Items
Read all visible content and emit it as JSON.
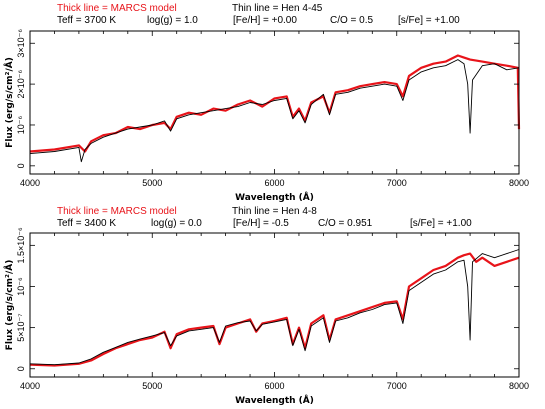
{
  "panels": [
    {
      "legend_red": "Thick line = MARCS model",
      "legend_black": "Thin line = Hen 4-45",
      "params": [
        "Teff = 3700 K",
        "log(g) = 1.0",
        "[Fe/H] = +0.00",
        "C/O = 0.5",
        "[s/Fe] = +1.00"
      ]
    },
    {
      "legend_red": "Thick line = MARCS model",
      "legend_black": "Thin line = Hen 4-8",
      "params": [
        "Teff = 3400 K",
        "log(g) = 0.0",
        "[Fe/H] = -0.5",
        "C/O = 0.951",
        "[s/Fe] = +1.00"
      ]
    }
  ],
  "colors": {
    "model": "#e8141a",
    "observed": "#000000"
  },
  "chart_data": [
    {
      "type": "line",
      "xlabel": "Wavelength (Å)",
      "ylabel": "Flux (erg/s/cm²/Å)",
      "xlim": [
        4000,
        8000
      ],
      "ylim": [
        -2e-07,
        3.3e-06
      ],
      "x_ticks": [
        "4000",
        "5000",
        "6000",
        "7000",
        "8000"
      ],
      "y_ticks": [
        {
          "value": 0,
          "label": "0"
        },
        {
          "value": 1e-06,
          "label": "10⁻⁶"
        },
        {
          "value": 2e-06,
          "label": "2×10⁻⁶"
        },
        {
          "value": 3e-06,
          "label": "3×10⁻⁶"
        }
      ],
      "series": [
        {
          "name": "MARCS model",
          "x": [
            4000,
            4200,
            4400,
            4450,
            4500,
            4600,
            4700,
            4800,
            4900,
            5000,
            5100,
            5150,
            5200,
            5300,
            5400,
            5500,
            5600,
            5700,
            5800,
            5900,
            6000,
            6100,
            6150,
            6200,
            6250,
            6300,
            6400,
            6450,
            6500,
            6600,
            6700,
            6800,
            6900,
            7000,
            7050,
            7100,
            7200,
            7300,
            7400,
            7500,
            7550,
            7600,
            7700,
            7800,
            7900,
            7990,
            8000
          ],
          "y": [
            3.5e-07,
            4e-07,
            5e-07,
            3.5e-07,
            6e-07,
            7.5e-07,
            8e-07,
            9.5e-07,
            9e-07,
            1e-06,
            1.05e-06,
            9e-07,
            1.2e-06,
            1.3e-06,
            1.25e-06,
            1.4e-06,
            1.35e-06,
            1.5e-06,
            1.6e-06,
            1.45e-06,
            1.65e-06,
            1.7e-06,
            1.2e-06,
            1.4e-06,
            1.1e-06,
            1.55e-06,
            1.7e-06,
            1.3e-06,
            1.8e-06,
            1.85e-06,
            1.95e-06,
            2e-06,
            2.05e-06,
            2e-06,
            1.7e-06,
            2.2e-06,
            2.4e-06,
            2.5e-06,
            2.55e-06,
            2.7e-06,
            2.65e-06,
            2.6e-06,
            2.55e-06,
            2.5e-06,
            2.45e-06,
            2.4e-06,
            9e-07
          ]
        },
        {
          "name": "Hen 4-45",
          "x": [
            4000,
            4200,
            4400,
            4420,
            4450,
            4500,
            4600,
            4700,
            4800,
            4900,
            5000,
            5100,
            5150,
            5200,
            5300,
            5400,
            5500,
            5600,
            5700,
            5800,
            5900,
            6000,
            6100,
            6150,
            6200,
            6250,
            6300,
            6400,
            6450,
            6500,
            6600,
            6700,
            6800,
            6900,
            7000,
            7050,
            7100,
            7200,
            7300,
            7400,
            7500,
            7550,
            7580,
            7600,
            7620,
            7700,
            7800,
            7900,
            8000
          ],
          "y": [
            3e-07,
            3.5e-07,
            4.5e-07,
            1e-07,
            4e-07,
            5.5e-07,
            7e-07,
            8e-07,
            9e-07,
            9.5e-07,
            1e-06,
            1.1e-06,
            8.5e-07,
            1.15e-06,
            1.25e-06,
            1.3e-06,
            1.35e-06,
            1.4e-06,
            1.45e-06,
            1.55e-06,
            1.5e-06,
            1.6e-06,
            1.65e-06,
            1.15e-06,
            1.35e-06,
            1.05e-06,
            1.5e-06,
            1.75e-06,
            1.25e-06,
            1.75e-06,
            1.8e-06,
            1.9e-06,
            1.95e-06,
            2e-06,
            1.95e-06,
            1.6e-06,
            2.1e-06,
            2.3e-06,
            2.4e-06,
            2.45e-06,
            2.6e-06,
            2.5e-06,
            2e-06,
            8e-07,
            2.1e-06,
            2.45e-06,
            2.5e-06,
            2.35e-06,
            2.4e-06
          ]
        }
      ]
    },
    {
      "type": "line",
      "xlabel": "Wavelength (Å)",
      "ylabel": "Flux (erg/s/cm²/Å)",
      "xlim": [
        4000,
        8000
      ],
      "ylim": [
        -1e-07,
        1.65e-06
      ],
      "x_ticks": [
        "4000",
        "5000",
        "6000",
        "7000",
        "8000"
      ],
      "y_ticks": [
        {
          "value": 0,
          "label": "0"
        },
        {
          "value": 5e-07,
          "label": "5×10⁻⁷"
        },
        {
          "value": 1e-06,
          "label": "10⁻⁶"
        },
        {
          "value": 1.5e-06,
          "label": "1.5×10⁻⁶"
        }
      ],
      "series": [
        {
          "name": "MARCS model",
          "x": [
            4000,
            4200,
            4400,
            4500,
            4600,
            4700,
            4800,
            4900,
            5000,
            5100,
            5150,
            5200,
            5300,
            5400,
            5500,
            5550,
            5600,
            5700,
            5800,
            5850,
            5900,
            6000,
            6100,
            6150,
            6200,
            6250,
            6300,
            6400,
            6450,
            6500,
            6600,
            6700,
            6800,
            6900,
            7000,
            7050,
            7100,
            7200,
            7300,
            7400,
            7500,
            7550,
            7600,
            7650,
            7700,
            7800,
            7900,
            8000
          ],
          "y": [
            5e-08,
            4e-08,
            6e-08,
            1e-07,
            1.8e-07,
            2.5e-07,
            3e-07,
            3.5e-07,
            3.8e-07,
            4.5e-07,
            2.5e-07,
            4.2e-07,
            4.8e-07,
            5e-07,
            5.2e-07,
            3e-07,
            5e-07,
            5.5e-07,
            6e-07,
            4.5e-07,
            5.5e-07,
            5.8e-07,
            6.2e-07,
            3e-07,
            5e-07,
            2.5e-07,
            5.5e-07,
            6.5e-07,
            3.5e-07,
            6e-07,
            6.5e-07,
            7e-07,
            7.5e-07,
            8e-07,
            8.2e-07,
            6e-07,
            1e-06,
            1.1e-06,
            1.2e-06,
            1.25e-06,
            1.35e-06,
            1.38e-06,
            1.4e-06,
            1.3e-06,
            1.35e-06,
            1.25e-06,
            1.3e-06,
            1.35e-06
          ]
        },
        {
          "name": "Hen 4-8",
          "x": [
            4000,
            4200,
            4400,
            4500,
            4600,
            4700,
            4800,
            4900,
            5000,
            5100,
            5150,
            5200,
            5300,
            5400,
            5500,
            5550,
            5600,
            5700,
            5800,
            5850,
            5900,
            6000,
            6100,
            6150,
            6200,
            6250,
            6300,
            6400,
            6450,
            6500,
            6600,
            6700,
            6800,
            6900,
            7000,
            7050,
            7100,
            7200,
            7300,
            7400,
            7500,
            7550,
            7580,
            7600,
            7620,
            7700,
            7800,
            7900,
            8000
          ],
          "y": [
            6e-08,
            5e-08,
            7e-08,
            1.2e-07,
            2e-07,
            2.6e-07,
            3.2e-07,
            3.6e-07,
            4e-07,
            4.4e-07,
            2.8e-07,
            4e-07,
            4.6e-07,
            4.8e-07,
            5e-07,
            3.2e-07,
            5.2e-07,
            5.6e-07,
            5.8e-07,
            4.6e-07,
            5.4e-07,
            5.7e-07,
            6e-07,
            2.8e-07,
            4.8e-07,
            2.2e-07,
            5.2e-07,
            6.2e-07,
            3.2e-07,
            5.8e-07,
            6.2e-07,
            6.8e-07,
            7.2e-07,
            7.8e-07,
            8e-07,
            5.5e-07,
            9.5e-07,
            1.05e-06,
            1.15e-06,
            1.2e-06,
            1.3e-06,
            1.32e-06,
            1e-06,
            3.5e-07,
            1.3e-06,
            1.4e-06,
            1.35e-06,
            1.4e-06,
            1.45e-06
          ]
        }
      ]
    }
  ]
}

Written exercise
Go through the material above and count the lines that contain "value"; give that number alone.

Solved problem
8